DO THIS:
Restate the records that follow word for word; no pictures should appear.

[Extracted records]
***

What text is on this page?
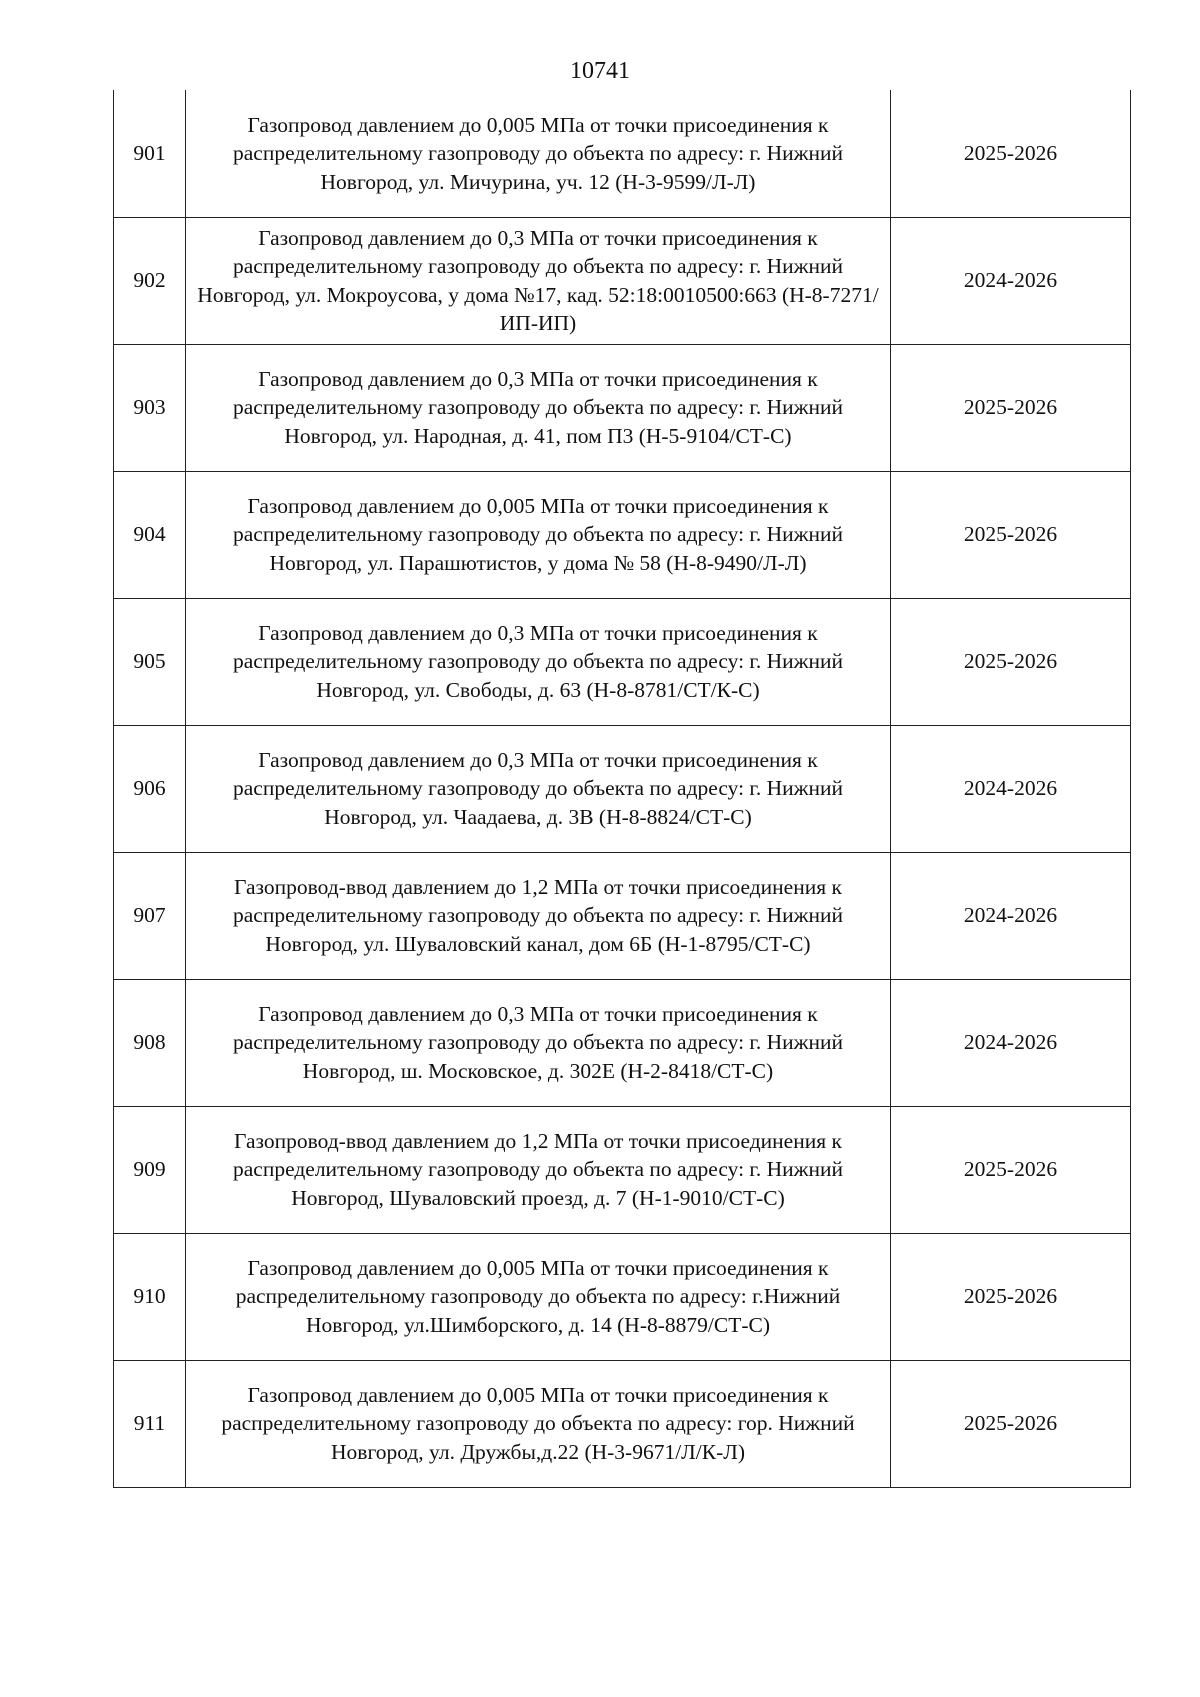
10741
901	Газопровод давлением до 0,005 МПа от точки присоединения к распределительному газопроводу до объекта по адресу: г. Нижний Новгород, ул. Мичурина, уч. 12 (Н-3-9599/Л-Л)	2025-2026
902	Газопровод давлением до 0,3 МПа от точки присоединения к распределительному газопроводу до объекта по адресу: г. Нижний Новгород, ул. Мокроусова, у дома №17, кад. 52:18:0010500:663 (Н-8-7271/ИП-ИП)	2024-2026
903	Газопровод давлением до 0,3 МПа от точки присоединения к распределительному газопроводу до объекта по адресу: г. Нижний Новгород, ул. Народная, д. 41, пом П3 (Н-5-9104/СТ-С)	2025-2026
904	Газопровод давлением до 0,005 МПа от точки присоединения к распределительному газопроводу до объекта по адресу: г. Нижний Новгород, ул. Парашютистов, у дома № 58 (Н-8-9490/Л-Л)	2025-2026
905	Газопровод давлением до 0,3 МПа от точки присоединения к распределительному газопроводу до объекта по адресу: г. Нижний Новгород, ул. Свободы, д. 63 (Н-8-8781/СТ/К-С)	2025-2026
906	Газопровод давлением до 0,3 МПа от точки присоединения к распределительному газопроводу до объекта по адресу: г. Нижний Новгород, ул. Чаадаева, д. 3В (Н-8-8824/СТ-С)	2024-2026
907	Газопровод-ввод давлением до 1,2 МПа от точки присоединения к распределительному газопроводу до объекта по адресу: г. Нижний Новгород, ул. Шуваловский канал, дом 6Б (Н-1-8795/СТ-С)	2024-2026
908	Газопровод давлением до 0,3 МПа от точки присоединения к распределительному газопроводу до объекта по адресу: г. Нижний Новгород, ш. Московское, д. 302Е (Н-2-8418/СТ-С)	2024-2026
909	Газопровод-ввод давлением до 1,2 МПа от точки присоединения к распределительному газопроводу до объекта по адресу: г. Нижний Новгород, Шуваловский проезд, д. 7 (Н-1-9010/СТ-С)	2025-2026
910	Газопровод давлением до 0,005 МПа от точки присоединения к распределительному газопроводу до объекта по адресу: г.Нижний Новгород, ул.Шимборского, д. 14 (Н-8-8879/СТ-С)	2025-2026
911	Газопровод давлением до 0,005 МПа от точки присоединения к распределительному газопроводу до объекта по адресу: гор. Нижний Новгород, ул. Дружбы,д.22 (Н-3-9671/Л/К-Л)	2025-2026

***

THE RESULT:
What text is on this page?
10741
901	Газопровод давлением до 0,005 МПа от точки присоединения к распределительному газопроводу до объекта по адресу: г. Нижний Новгород, ул. Мичурина, уч. 12 (Н-3-9599/Л-Л)	2025-2026
902	Газопровод давлением до 0,3 МПа от точки присоединения к распределительному газопроводу до объекта по адресу: г. Нижний Новгород, ул. Мокроусова, у дома №17, кад. 52:18:0010500:663 (Н-8-7271/ИП-ИП)	2024-2026
903	Газопровод давлением до 0,3 МПа от точки присоединения к распределительному газопроводу до объекта по адресу: г. Нижний Новгород, ул. Народная, д. 41, пом П3 (Н-5-9104/СТ-С)	2025-2026
904	Газопровод давлением до 0,005 МПа от точки присоединения к распределительному газопроводу до объекта по адресу: г. Нижний Новгород, ул. Парашютистов, у дома № 58 (Н-8-9490/Л-Л)	2025-2026
905	Газопровод давлением до 0,3 МПа от точки присоединения к распределительному газопроводу до объекта по адресу: г. Нижний Новгород, ул. Свободы, д. 63 (Н-8-8781/СТ/К-С)	2025-2026
906	Газопровод давлением до 0,3 МПа от точки присоединения к распределительному газопроводу до объекта по адресу: г. Нижний Новгород, ул. Чаадаева, д. 3В (Н-8-8824/СТ-С)	2024-2026
907	Газопровод-ввод давлением до 1,2 МПа от точки присоединения к распределительному газопроводу до объекта по адресу: г. Нижний Новгород, ул. Шуваловский канал, дом 6Б (Н-1-8795/СТ-С)	2024-2026
908	Газопровод давлением до 0,3 МПа от точки присоединения к распределительному газопроводу до объекта по адресу: г. Нижний Новгород, ш. Московское, д. 302Е (Н-2-8418/СТ-С)	2024-2026
909	Газопровод-ввод давлением до 1,2 МПа от точки присоединения к распределительному газопроводу до объекта по адресу: г. Нижний Новгород, Шуваловский проезд, д. 7 (Н-1-9010/СТ-С)	2025-2026
910	Газопровод давлением до 0,005 МПа от точки присоединения к распределительному газопроводу до объекта по адресу: г.Нижний Новгород, ул.Шимборского, д. 14 (Н-8-8879/СТ-С)	2025-2026
911	Газопровод давлением до 0,005 МПа от точки присоединения к распределительному газопроводу до объекта по адресу: гор. Нижний Новгород, ул. Дружбы,д.22 (Н-3-9671/Л/К-Л)	2025-2026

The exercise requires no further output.